Records provided >>
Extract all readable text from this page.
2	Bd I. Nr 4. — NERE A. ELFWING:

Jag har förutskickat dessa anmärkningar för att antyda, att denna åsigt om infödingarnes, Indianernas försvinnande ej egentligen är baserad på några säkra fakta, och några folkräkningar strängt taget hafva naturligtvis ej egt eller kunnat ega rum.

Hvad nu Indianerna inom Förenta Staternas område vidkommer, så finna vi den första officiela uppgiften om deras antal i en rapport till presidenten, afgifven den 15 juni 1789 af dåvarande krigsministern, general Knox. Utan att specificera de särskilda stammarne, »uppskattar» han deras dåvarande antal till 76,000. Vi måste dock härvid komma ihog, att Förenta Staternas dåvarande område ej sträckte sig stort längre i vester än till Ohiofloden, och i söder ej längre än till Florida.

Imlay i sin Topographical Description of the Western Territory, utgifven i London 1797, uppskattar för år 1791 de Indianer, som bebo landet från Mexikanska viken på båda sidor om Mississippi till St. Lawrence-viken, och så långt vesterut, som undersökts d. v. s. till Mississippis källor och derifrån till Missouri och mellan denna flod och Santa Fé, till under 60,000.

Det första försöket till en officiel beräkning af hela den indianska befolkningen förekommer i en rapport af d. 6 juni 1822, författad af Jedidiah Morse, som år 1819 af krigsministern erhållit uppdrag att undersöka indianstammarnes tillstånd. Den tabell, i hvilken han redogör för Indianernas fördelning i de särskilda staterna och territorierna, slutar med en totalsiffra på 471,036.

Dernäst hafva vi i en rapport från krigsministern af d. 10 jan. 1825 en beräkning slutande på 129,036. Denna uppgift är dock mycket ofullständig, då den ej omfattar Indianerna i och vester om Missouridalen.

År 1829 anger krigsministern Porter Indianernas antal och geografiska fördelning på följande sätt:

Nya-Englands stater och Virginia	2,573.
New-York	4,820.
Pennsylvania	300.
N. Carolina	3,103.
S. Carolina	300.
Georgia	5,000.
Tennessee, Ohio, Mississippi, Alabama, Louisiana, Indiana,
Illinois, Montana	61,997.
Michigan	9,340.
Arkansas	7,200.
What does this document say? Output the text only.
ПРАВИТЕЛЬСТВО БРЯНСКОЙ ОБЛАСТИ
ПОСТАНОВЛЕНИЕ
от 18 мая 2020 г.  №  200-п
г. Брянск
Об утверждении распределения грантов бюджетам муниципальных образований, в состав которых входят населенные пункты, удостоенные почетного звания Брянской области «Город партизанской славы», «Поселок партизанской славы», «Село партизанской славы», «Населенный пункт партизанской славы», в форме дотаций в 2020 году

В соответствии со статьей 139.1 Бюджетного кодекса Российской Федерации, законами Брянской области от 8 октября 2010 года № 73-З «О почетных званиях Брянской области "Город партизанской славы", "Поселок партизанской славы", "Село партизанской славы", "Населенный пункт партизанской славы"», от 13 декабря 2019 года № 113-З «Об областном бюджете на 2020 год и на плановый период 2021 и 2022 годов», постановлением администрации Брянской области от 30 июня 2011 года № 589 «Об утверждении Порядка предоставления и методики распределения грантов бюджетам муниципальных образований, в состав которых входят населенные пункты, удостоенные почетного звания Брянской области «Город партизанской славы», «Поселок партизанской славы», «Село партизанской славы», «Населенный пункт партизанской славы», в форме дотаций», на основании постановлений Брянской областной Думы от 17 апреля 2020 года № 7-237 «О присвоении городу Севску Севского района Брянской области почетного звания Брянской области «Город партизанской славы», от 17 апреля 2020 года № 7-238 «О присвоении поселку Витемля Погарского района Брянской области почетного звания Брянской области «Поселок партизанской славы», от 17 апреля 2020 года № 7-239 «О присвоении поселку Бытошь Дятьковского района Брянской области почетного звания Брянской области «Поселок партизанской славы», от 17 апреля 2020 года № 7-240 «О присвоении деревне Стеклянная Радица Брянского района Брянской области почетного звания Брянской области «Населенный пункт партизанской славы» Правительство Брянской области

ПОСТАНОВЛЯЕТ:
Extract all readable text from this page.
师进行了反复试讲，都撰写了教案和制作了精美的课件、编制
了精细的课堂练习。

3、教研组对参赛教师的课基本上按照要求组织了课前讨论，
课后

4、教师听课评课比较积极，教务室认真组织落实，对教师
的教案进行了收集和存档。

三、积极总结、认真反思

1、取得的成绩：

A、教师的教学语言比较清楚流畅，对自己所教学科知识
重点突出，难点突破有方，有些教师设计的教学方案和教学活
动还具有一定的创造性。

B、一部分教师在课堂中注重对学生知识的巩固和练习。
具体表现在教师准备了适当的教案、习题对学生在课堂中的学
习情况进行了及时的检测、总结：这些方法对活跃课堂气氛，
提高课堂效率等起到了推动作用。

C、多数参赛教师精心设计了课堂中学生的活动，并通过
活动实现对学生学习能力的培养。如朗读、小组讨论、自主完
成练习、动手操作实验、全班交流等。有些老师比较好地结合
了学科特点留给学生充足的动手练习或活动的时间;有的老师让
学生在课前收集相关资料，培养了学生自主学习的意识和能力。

Problem requirements >>
Reproduce every record above exactly as it appears.

Response to the task >>
Extract all readable text from this page.
2	Bd I. Nr 4. — NERE A. ELFWING:

Jag har förutskickat dessa anmärkningar för att antyda, att denna åsigt om infödingarnes, Indianernas försvinnande ej egentligen är baserad på några säkra fakta, och några folkräkningar strängt taget hafva naturligtvis ej egt eller kunnat ega rum.

Hvad nu Indianerna inom Förenta Staternas område vidkommer, så finna vi den första officiela uppgiften om deras antal i en rapport till presidenten, afgifven den 15 juni 1789 af dåvarande krigsministern, general Knox. Utan att specificera de särskilda stammarne, »uppskattar» han deras dåvarande antal till 76,000. Vi måste dock härvid komma ihog, att Förenta Staternas dåvarande område ej sträckte sig stort längre i vester än till Ohiofloden, och i söder ej längre än till Florida.

Imlay i sin Topographical Description of the Western Territory, utgifven i London 1797, uppskattar för år 1791 de Indianer, som bebo landet från Mexikanska viken på båda sidor om Mississippi till St. Lawrence-viken, och så långt vesterut, som undersökts d. v. s. till Mississippis källor och derifrån till Missouri och mellan denna flod och Santa Fé, till under 60,000.

Det första försöket till en officiel beräkning af hela den indianska befolkningen förekommer i en rapport af d. 6 juni 1822, författad af Jedidiah Morse, som år 1819 af krigsministern erhållit uppdrag att undersöka indianstammarnes tillstånd. Den tabell, i hvilken han redogör för Indianernas fördelning i de särskilda staterna och territorierna, slutar med en totalsiffra på 471,036.

Dernäst hafva vi i en rapport från krigsministern af d. 10 jan. 1825 en beräkning slutande på 129,036. Denna uppgift är dock mycket ofullständig, då den ej omfattar Indianerna i och vester om Missouridalen.

År 1829 anger krigsministern Porter Indianernas antal och geografiska fördelning på följande sätt:

Nya-Englands stater och Virginia	2,573.
New-York	4,820.
Pennsylvania	300.
N. Carolina	3,103.
S. Carolina	300.
Georgia	5,000.
Tennessee, Ohio, Mississippi, Alabama, Louisiana, Indiana,
Illinois, Montana	61,997.
Michigan	9,340.
Arkansas	7,200.
What does this document say? Output the text only.
ПРАВИТЕЛЬСТВО БРЯНСКОЙ ОБЛАСТИ
ПОСТАНОВЛЕНИЕ
от 18 мая 2020 г.  №  200-п
г. Брянск
Об утверждении распределения грантов бюджетам муниципальных образований, в состав которых входят населенные пункты, удостоенные почетного звания Брянской области «Город партизанской славы», «Поселок партизанской славы», «Село партизанской славы», «Населенный пункт партизанской славы», в форме дотаций в 2020 году

В соответствии со статьей 139.1 Бюджетного кодекса Российской Федерации, законами Брянской области от 8 октября 2010 года № 73-З «О почетных званиях Брянской области "Город партизанской славы", "Поселок партизанской славы", "Село партизанской славы", "Населенный пункт партизанской славы"», от 13 декабря 2019 года № 113-З «Об областном бюджете на 2020 год и на плановый период 2021 и 2022 годов», постановлением администрации Брянской области от 30 июня 2011 года № 589 «Об утверждении Порядка предоставления и методики распределения грантов бюджетам муниципальных образований, в состав которых входят населенные пункты, удостоенные почетного звания Брянской области «Город партизанской славы», «Поселок партизанской славы», «Село партизанской славы», «Населенный пункт партизанской славы», в форме дотаций», на основании постановлений Брянской областной Думы от 17 апреля 2020 года № 7-237 «О присвоении городу Севску Севского района Брянской области почетного звания Брянской области «Город партизанской славы», от 17 апреля 2020 года № 7-238 «О присвоении поселку Витемля Погарского района Брянской области почетного звания Брянской области «Поселок партизанской славы», от 17 апреля 2020 года № 7-239 «О присвоении поселку Бытошь Дятьковского района Брянской области почетного звания Брянской области «Поселок партизанской славы», от 17 апреля 2020 года № 7-240 «О присвоении деревне Стеклянная Радица Брянского района Брянской области почетного звания Брянской области «Населенный пункт партизанской славы» Правительство Брянской области

ПОСТАНОВЛЯЕТ:
Extract all readable text from this page.
师进行了反复试讲，都撰写了教案和制作了精美的课件、编制
了精细的课堂练习。

3、教研组对参赛教师的课基本上按照要求组织了课前讨论，
课后

4、教师听课评课比较积极，教务室认真组织落实，对教师
的教案进行了收集和存档。

三、积极总结、认真反思

1、取得的成绩：

A、教师的教学语言比较清楚流畅，对自己所教学科知识
重点突出，难点突破有方，有些教师设计的教学方案和教学活
动还具有一定的创造性。

B、一部分教师在课堂中注重对学生知识的巩固和练习。
具体表现在教师准备了适当的教案、习题对学生在课堂中的学
习情况进行了及时的检测、总结：这些方法对活跃课堂气氛，
提高课堂效率等起到了推动作用。

C、多数参赛教师精心设计了课堂中学生的活动，并通过
活动实现对学生学习能力的培养。如朗读、小组讨论、自主完
成练习、动手操作实验、全班交流等。有些老师比较好地结合
了学科特点留给学生充足的动手练习或活动的时间;有的老师让
学生在课前收集相关资料，培养了学生自主学习的意识和能力。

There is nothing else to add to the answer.